-- Start --

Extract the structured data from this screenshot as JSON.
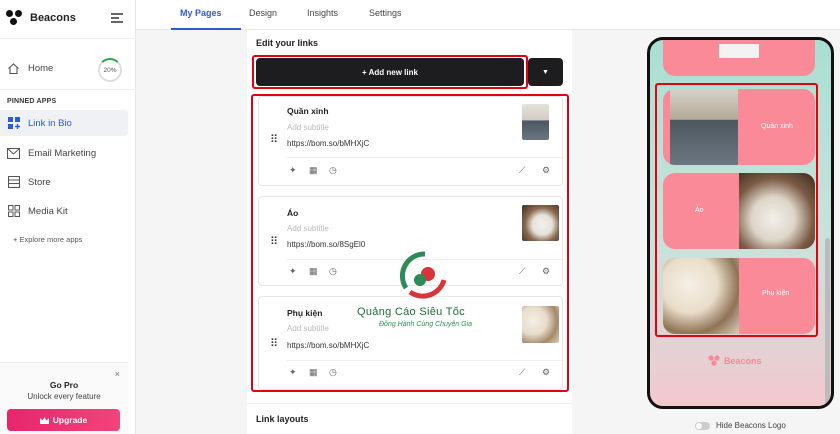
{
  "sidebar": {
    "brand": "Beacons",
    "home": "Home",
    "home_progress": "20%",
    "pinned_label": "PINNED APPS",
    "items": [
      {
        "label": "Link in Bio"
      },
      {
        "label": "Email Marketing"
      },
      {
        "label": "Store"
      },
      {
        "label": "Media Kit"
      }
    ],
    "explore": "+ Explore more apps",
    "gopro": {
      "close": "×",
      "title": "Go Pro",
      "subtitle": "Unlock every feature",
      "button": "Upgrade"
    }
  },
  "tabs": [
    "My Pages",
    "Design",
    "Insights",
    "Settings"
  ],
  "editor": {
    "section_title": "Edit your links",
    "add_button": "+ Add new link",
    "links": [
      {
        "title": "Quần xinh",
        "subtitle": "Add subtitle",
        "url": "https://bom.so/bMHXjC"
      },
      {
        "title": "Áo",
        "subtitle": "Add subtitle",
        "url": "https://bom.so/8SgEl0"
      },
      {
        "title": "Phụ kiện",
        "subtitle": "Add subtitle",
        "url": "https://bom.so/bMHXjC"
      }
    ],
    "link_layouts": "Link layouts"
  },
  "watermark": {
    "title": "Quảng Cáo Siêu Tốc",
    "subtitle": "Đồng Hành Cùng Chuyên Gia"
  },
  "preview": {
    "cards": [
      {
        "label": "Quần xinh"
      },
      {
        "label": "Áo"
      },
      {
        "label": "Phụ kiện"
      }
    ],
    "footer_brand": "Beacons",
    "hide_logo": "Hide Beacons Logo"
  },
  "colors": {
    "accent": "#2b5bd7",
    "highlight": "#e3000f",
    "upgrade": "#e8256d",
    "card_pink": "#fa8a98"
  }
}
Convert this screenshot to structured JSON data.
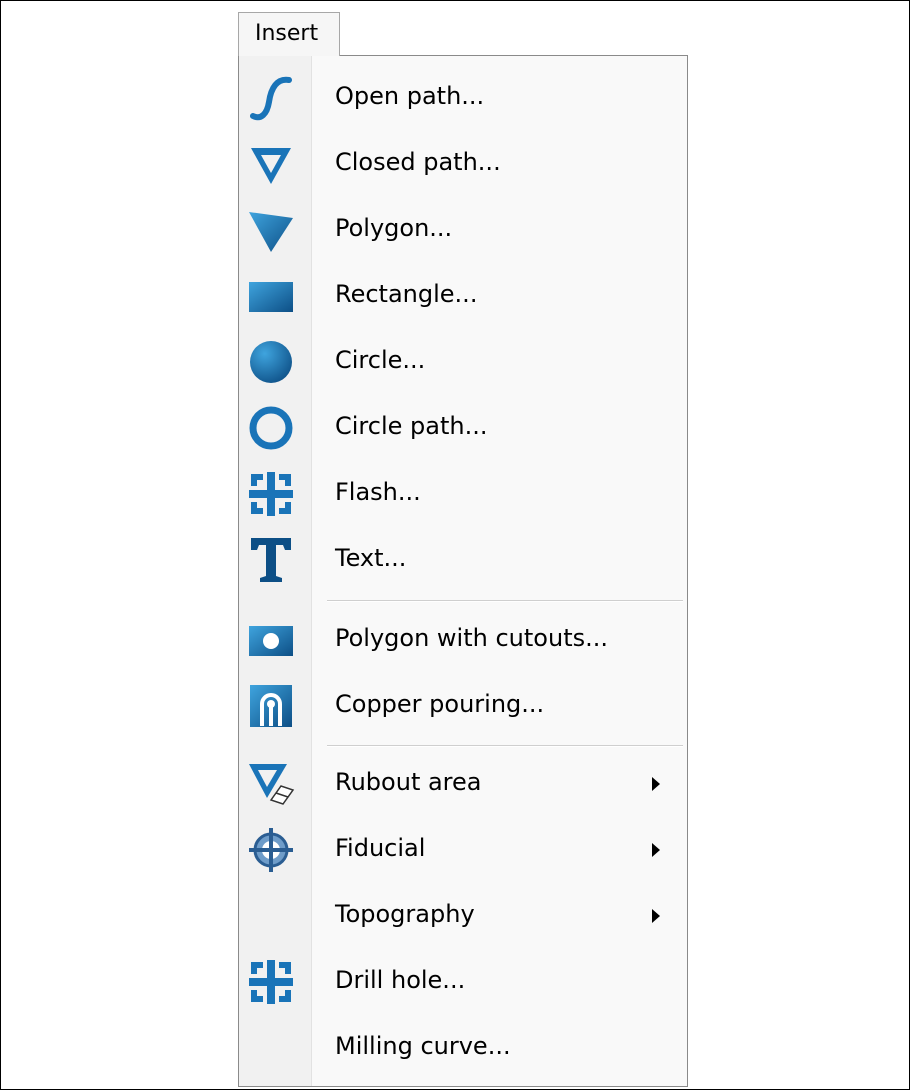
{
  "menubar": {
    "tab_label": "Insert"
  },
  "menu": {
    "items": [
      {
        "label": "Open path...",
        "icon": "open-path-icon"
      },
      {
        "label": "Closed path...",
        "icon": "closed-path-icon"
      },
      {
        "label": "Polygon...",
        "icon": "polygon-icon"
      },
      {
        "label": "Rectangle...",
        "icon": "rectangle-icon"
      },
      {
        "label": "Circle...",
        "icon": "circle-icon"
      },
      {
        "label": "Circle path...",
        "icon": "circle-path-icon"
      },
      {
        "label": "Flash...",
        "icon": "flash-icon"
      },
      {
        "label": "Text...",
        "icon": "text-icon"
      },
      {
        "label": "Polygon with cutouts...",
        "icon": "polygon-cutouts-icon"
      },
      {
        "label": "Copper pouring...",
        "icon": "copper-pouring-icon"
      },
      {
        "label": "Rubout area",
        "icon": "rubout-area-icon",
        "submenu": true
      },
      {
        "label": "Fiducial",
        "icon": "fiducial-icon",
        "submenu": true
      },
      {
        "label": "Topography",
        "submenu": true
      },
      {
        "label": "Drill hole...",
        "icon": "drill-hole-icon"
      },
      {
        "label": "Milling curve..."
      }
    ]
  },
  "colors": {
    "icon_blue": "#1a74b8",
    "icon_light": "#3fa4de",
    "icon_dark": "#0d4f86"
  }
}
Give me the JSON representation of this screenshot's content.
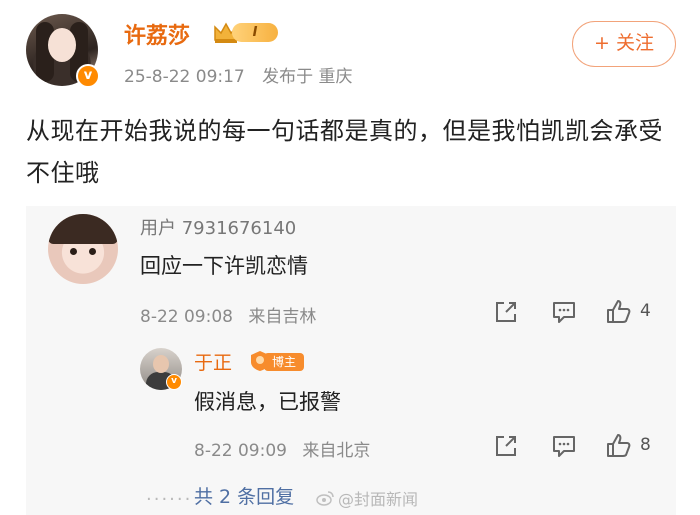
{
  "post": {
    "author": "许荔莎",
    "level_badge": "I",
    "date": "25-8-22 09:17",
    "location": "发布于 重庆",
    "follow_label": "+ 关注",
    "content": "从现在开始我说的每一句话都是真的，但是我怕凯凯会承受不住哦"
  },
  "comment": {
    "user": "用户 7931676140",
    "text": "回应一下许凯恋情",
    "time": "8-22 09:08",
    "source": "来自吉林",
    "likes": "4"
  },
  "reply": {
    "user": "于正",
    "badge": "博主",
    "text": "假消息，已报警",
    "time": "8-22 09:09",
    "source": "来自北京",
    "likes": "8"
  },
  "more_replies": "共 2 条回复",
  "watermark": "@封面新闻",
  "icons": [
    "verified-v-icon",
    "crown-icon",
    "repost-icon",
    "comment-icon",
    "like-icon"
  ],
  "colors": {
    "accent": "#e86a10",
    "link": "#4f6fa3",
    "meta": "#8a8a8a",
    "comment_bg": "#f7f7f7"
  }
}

-- End --

__PROBLEM REQUIREMENTS__
Give the entries again word for word, but skip the pictures.

__RESULT OF THIS EXERCISE__
Extract the structured data from this screenshot as JSON.
{
  "sidebar": {
    "brand": "Beacons",
    "home": "Home",
    "home_progress": "20%",
    "pinned_label": "PINNED APPS",
    "items": [
      {
        "label": "Link in Bio"
      },
      {
        "label": "Email Marketing"
      },
      {
        "label": "Store"
      },
      {
        "label": "Media Kit"
      }
    ],
    "explore": "+ Explore more apps",
    "gopro": {
      "close": "×",
      "title": "Go Pro",
      "subtitle": "Unlock every feature",
      "button": "Upgrade"
    }
  },
  "tabs": [
    "My Pages",
    "Design",
    "Insights",
    "Settings"
  ],
  "editor": {
    "section_title": "Edit your links",
    "add_button": "+ Add new link",
    "links": [
      {
        "title": "Quần xinh",
        "subtitle": "Add subtitle",
        "url": "https://bom.so/bMHXjC"
      },
      {
        "title": "Áo",
        "subtitle": "Add subtitle",
        "url": "https://bom.so/8SgEl0"
      },
      {
        "title": "Phụ kiện",
        "subtitle": "Add subtitle",
        "url": "https://bom.so/bMHXjC"
      }
    ],
    "link_layouts": "Link layouts"
  },
  "watermark": {
    "title": "Quảng Cáo Siêu Tốc",
    "subtitle": "Đồng Hành Cùng Chuyên Gia"
  },
  "preview": {
    "cards": [
      {
        "label": "Quần xinh"
      },
      {
        "label": "Áo"
      },
      {
        "label": "Phụ kiện"
      }
    ],
    "footer_brand": "Beacons",
    "hide_logo": "Hide Beacons Logo"
  },
  "colors": {
    "accent": "#2b5bd7",
    "highlight": "#e3000f",
    "upgrade": "#e8256d",
    "card_pink": "#fa8a98"
  }
}
Convert this screenshot to structured JSON data.
{
  "menubar": {
    "tab_label": "Insert"
  },
  "menu": {
    "items": [
      {
        "label": "Open path...",
        "icon": "open-path-icon"
      },
      {
        "label": "Closed path...",
        "icon": "closed-path-icon"
      },
      {
        "label": "Polygon...",
        "icon": "polygon-icon"
      },
      {
        "label": "Rectangle...",
        "icon": "rectangle-icon"
      },
      {
        "label": "Circle...",
        "icon": "circle-icon"
      },
      {
        "label": "Circle path...",
        "icon": "circle-path-icon"
      },
      {
        "label": "Flash...",
        "icon": "flash-icon"
      },
      {
        "label": "Text...",
        "icon": "text-icon"
      },
      {
        "label": "Polygon with cutouts...",
        "icon": "polygon-cutouts-icon"
      },
      {
        "label": "Copper pouring...",
        "icon": "copper-pouring-icon"
      },
      {
        "label": "Rubout area",
        "icon": "rubout-area-icon",
        "submenu": true
      },
      {
        "label": "Fiducial",
        "icon": "fiducial-icon",
        "submenu": true
      },
      {
        "label": "Topography",
        "submenu": true
      },
      {
        "label": "Drill hole...",
        "icon": "drill-hole-icon"
      },
      {
        "label": "Milling curve..."
      }
    ]
  },
  "colors": {
    "icon_blue": "#1a74b8",
    "icon_light": "#3fa4de",
    "icon_dark": "#0d4f86"
  }
}
Give me the JSON representation of this screenshot's content.
{
  "post": {
    "author": "许荔莎",
    "level_badge": "I",
    "date": "25-8-22 09:17",
    "location": "发布于 重庆",
    "follow_label": "+ 关注",
    "content": "从现在开始我说的每一句话都是真的，但是我怕凯凯会承受不住哦"
  },
  "comment": {
    "user": "用户 7931676140",
    "text": "回应一下许凯恋情",
    "time": "8-22 09:08",
    "source": "来自吉林",
    "likes": "4"
  },
  "reply": {
    "user": "于正",
    "badge": "博主",
    "text": "假消息，已报警",
    "time": "8-22 09:09",
    "source": "来自北京",
    "likes": "8"
  },
  "more_replies": "共 2 条回复",
  "watermark": "@封面新闻",
  "icons": [
    "verified-v-icon",
    "crown-icon",
    "repost-icon",
    "comment-icon",
    "like-icon"
  ],
  "colors": {
    "accent": "#e86a10",
    "link": "#4f6fa3",
    "meta": "#8a8a8a",
    "comment_bg": "#f7f7f7"
  }
}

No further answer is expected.